**Problem to work on:**
Identify and reproduce every line holding the string "into".
-----
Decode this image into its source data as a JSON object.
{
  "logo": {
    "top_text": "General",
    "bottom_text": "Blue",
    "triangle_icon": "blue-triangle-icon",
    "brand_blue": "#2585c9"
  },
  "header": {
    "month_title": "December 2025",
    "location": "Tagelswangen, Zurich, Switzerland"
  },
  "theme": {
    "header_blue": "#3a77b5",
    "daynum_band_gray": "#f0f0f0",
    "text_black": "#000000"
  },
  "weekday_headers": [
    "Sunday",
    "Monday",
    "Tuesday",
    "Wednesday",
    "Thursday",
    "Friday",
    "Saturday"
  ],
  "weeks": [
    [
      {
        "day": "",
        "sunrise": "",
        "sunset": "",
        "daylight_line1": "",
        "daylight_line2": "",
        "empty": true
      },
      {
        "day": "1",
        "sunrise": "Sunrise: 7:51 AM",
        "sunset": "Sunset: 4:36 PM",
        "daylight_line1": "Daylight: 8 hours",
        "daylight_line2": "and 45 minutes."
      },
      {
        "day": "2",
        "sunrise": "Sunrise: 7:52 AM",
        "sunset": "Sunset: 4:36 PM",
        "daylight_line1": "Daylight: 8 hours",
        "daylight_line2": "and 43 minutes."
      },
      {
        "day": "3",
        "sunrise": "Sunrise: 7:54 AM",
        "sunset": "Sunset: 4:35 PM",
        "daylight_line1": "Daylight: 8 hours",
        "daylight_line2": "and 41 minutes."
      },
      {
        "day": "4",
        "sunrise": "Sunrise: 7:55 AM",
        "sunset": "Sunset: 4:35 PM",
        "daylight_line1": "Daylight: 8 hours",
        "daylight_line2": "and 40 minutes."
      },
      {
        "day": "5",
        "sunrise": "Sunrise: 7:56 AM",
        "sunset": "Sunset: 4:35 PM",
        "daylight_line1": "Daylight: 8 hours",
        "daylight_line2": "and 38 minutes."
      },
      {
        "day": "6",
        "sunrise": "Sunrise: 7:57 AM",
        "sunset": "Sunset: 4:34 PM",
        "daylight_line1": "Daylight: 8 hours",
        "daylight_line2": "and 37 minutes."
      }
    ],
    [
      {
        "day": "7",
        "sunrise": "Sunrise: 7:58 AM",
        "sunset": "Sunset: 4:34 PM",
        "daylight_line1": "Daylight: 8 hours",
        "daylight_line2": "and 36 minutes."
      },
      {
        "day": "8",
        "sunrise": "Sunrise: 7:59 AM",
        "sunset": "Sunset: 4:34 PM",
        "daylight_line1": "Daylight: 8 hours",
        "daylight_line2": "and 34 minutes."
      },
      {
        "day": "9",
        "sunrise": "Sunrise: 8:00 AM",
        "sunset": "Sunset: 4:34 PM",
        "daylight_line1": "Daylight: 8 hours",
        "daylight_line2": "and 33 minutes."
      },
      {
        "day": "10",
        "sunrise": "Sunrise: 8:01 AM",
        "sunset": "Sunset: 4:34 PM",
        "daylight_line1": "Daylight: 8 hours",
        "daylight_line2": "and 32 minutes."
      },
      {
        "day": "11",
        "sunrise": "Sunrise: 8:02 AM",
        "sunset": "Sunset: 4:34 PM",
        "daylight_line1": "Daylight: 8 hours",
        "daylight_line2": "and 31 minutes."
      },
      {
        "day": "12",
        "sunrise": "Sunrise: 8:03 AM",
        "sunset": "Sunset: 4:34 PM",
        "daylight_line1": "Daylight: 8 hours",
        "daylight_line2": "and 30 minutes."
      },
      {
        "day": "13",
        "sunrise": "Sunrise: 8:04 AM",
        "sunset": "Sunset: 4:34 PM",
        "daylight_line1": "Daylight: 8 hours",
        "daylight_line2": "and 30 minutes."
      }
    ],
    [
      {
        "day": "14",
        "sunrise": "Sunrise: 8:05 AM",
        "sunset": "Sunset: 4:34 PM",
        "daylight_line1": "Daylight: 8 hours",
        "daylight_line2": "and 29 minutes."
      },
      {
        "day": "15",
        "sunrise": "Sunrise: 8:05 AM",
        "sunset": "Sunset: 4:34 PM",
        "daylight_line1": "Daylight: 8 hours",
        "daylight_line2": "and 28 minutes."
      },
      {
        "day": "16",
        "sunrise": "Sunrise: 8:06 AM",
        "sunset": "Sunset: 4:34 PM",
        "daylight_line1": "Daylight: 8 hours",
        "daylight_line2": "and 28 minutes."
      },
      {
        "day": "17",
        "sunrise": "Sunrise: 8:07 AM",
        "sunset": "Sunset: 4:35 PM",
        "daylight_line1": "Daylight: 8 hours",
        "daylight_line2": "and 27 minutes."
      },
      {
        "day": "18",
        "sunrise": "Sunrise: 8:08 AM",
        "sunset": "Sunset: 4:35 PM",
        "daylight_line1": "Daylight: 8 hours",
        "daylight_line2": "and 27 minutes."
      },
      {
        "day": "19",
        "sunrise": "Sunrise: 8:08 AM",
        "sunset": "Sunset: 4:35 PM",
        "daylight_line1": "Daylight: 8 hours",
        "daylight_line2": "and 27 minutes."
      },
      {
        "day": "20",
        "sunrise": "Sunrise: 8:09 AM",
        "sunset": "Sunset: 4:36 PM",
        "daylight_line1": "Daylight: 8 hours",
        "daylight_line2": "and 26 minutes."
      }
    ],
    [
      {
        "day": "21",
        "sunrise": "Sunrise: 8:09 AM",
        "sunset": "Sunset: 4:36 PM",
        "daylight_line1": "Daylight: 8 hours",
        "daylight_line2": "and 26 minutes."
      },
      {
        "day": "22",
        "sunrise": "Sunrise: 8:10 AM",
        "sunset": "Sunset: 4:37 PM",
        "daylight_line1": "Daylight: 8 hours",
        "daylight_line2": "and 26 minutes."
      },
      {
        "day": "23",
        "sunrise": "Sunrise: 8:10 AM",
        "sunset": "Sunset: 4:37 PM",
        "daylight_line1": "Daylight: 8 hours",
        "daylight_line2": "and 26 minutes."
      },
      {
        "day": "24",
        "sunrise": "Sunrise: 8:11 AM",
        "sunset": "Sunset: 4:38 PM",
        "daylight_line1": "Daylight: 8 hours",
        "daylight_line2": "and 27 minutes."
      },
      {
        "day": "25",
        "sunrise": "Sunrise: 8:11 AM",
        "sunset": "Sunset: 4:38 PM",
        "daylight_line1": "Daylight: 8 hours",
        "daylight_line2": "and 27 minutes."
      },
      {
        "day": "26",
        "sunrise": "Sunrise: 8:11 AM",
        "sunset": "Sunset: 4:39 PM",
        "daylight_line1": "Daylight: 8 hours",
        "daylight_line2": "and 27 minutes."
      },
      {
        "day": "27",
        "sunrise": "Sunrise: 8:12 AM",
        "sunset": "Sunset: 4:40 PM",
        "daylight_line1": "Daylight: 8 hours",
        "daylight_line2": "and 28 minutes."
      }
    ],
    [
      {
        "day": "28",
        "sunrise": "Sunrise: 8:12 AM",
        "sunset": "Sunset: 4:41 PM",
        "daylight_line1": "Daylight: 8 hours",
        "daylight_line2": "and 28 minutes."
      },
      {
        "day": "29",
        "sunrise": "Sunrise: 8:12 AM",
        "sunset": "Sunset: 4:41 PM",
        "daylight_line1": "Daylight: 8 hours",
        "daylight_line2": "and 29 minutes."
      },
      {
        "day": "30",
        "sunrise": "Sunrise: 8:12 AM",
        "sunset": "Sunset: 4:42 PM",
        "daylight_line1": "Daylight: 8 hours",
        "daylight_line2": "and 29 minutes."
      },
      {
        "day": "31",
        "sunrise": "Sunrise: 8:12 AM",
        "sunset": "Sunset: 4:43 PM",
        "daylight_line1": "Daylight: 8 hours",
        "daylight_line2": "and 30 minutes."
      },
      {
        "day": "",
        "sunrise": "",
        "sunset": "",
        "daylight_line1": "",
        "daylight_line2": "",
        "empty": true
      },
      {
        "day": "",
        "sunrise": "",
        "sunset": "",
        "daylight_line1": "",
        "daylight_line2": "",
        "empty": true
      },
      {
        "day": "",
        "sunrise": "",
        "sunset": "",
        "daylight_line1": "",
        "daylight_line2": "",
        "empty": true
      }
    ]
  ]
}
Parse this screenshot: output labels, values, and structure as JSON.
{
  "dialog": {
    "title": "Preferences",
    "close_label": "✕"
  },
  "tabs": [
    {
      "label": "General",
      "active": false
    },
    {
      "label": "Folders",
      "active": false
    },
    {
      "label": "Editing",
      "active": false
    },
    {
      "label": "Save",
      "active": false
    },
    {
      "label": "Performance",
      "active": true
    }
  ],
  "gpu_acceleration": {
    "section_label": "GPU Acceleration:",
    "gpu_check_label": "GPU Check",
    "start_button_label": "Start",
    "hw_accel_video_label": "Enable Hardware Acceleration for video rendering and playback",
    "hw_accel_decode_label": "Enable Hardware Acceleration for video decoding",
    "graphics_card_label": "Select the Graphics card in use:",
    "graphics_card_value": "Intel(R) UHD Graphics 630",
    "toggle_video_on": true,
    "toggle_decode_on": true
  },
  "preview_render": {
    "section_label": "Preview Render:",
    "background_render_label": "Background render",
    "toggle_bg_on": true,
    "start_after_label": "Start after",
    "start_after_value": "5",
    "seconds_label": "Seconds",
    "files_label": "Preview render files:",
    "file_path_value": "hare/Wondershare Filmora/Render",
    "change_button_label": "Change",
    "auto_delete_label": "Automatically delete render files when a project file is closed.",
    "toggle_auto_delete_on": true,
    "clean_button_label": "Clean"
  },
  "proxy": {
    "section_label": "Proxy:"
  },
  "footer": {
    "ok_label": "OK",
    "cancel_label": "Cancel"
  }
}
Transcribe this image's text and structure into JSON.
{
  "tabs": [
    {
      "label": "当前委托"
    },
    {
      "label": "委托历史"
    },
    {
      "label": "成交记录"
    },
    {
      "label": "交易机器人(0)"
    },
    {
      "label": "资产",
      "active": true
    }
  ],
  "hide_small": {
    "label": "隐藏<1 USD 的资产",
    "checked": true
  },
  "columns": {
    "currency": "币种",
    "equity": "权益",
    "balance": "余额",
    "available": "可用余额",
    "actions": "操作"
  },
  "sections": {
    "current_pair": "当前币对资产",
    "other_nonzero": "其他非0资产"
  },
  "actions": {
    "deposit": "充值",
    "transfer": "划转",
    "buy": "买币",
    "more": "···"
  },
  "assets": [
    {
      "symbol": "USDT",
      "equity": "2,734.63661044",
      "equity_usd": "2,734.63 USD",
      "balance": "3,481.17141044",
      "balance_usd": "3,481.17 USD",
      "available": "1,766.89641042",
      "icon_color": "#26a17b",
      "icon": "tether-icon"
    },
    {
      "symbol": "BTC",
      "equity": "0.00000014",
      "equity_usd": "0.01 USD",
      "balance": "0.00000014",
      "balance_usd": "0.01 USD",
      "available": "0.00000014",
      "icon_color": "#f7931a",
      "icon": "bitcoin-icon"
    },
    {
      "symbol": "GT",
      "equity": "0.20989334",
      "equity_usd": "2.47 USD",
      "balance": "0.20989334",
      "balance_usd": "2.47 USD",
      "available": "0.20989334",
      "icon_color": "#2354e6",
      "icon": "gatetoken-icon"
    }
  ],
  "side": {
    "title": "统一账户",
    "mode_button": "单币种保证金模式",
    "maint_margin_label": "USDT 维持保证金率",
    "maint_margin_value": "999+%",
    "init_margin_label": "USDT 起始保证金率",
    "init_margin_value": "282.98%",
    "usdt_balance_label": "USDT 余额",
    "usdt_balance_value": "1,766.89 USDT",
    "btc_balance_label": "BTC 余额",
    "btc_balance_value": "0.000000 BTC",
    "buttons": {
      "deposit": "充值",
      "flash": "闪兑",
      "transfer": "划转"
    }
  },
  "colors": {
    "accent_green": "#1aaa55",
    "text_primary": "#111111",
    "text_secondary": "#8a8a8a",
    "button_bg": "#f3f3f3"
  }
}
-----
**Result for this task:**
Decode this image into its source data as a JSON object.
Transcribe this image's text and structure into JSON.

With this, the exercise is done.